Output all the material that follows, exactly as given.

(Extracted records)
⁂

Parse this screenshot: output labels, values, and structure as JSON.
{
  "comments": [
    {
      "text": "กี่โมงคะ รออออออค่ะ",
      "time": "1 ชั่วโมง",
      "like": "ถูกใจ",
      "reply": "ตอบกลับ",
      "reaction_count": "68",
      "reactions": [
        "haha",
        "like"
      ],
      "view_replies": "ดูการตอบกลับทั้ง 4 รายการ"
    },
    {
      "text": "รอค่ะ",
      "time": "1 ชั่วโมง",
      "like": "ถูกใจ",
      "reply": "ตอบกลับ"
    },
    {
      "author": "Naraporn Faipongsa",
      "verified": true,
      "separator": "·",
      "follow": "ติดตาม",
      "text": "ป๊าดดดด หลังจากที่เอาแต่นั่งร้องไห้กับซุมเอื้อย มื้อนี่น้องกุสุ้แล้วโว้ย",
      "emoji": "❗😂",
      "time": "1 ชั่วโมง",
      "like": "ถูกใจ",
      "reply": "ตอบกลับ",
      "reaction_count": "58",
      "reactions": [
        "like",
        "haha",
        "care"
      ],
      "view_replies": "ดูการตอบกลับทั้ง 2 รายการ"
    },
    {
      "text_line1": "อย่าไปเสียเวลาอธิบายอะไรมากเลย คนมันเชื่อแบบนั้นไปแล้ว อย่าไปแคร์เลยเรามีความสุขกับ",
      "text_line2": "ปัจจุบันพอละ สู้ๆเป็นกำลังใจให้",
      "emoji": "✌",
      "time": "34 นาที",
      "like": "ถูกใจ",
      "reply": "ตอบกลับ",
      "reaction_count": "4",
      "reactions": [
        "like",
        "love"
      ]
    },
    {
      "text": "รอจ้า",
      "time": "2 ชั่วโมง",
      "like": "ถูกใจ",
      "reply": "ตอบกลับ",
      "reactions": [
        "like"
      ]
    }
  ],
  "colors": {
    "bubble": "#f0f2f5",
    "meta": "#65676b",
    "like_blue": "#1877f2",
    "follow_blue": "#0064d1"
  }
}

⁂

■ **Solved problem**:
Parse this screenshot: output labels, values, and structure as JSON.
{
  "comments": [
    {
      "text": "กี่โมงคะ รออออออค่ะ",
      "time": "1 ชั่วโมง",
      "like": "ถูกใจ",
      "reply": "ตอบกลับ",
      "reaction_count": "68",
      "reactions": [
        "haha",
        "like"
      ],
      "view_replies": "ดูการตอบกลับทั้ง 4 รายการ"
    },
    {
      "text": "รอค่ะ",
      "time": "1 ชั่วโมง",
      "like": "ถูกใจ",
      "reply": "ตอบกลับ"
    },
    {
      "author": "Naraporn Faipongsa",
      "verified": true,
      "separator": "·",
      "follow": "ติดตาม",
      "text": "ป๊าดดดด หลังจากที่เอาแต่นั่งร้องไห้กับซุมเอื้อย มื้อนี่น้องกุสุ้แล้วโว้ย",
      "emoji": "❗😂",
      "time": "1 ชั่วโมง",
      "like": "ถูกใจ",
      "reply": "ตอบกลับ",
      "reaction_count": "58",
      "reactions": [
        "like",
        "haha",
        "care"
      ],
      "view_replies": "ดูการตอบกลับทั้ง 2 รายการ"
    },
    {
      "text_line1": "อย่าไปเสียเวลาอธิบายอะไรมากเลย คนมันเชื่อแบบนั้นไปแล้ว อย่าไปแคร์เลยเรามีความสุขกับ",
      "text_line2": "ปัจจุบันพอละ สู้ๆเป็นกำลังใจให้",
      "emoji": "✌",
      "time": "34 นาที",
      "like": "ถูกใจ",
      "reply": "ตอบกลับ",
      "reaction_count": "4",
      "reactions": [
        "like",
        "love"
      ]
    },
    {
      "text": "รอจ้า",
      "time": "2 ชั่วโมง",
      "like": "ถูกใจ",
      "reply": "ตอบกลับ",
      "reactions": [
        "like"
      ]
    }
  ],
  "colors": {
    "bubble": "#f0f2f5",
    "meta": "#65676b",
    "like_blue": "#1877f2",
    "follow_blue": "#0064d1"
  }
}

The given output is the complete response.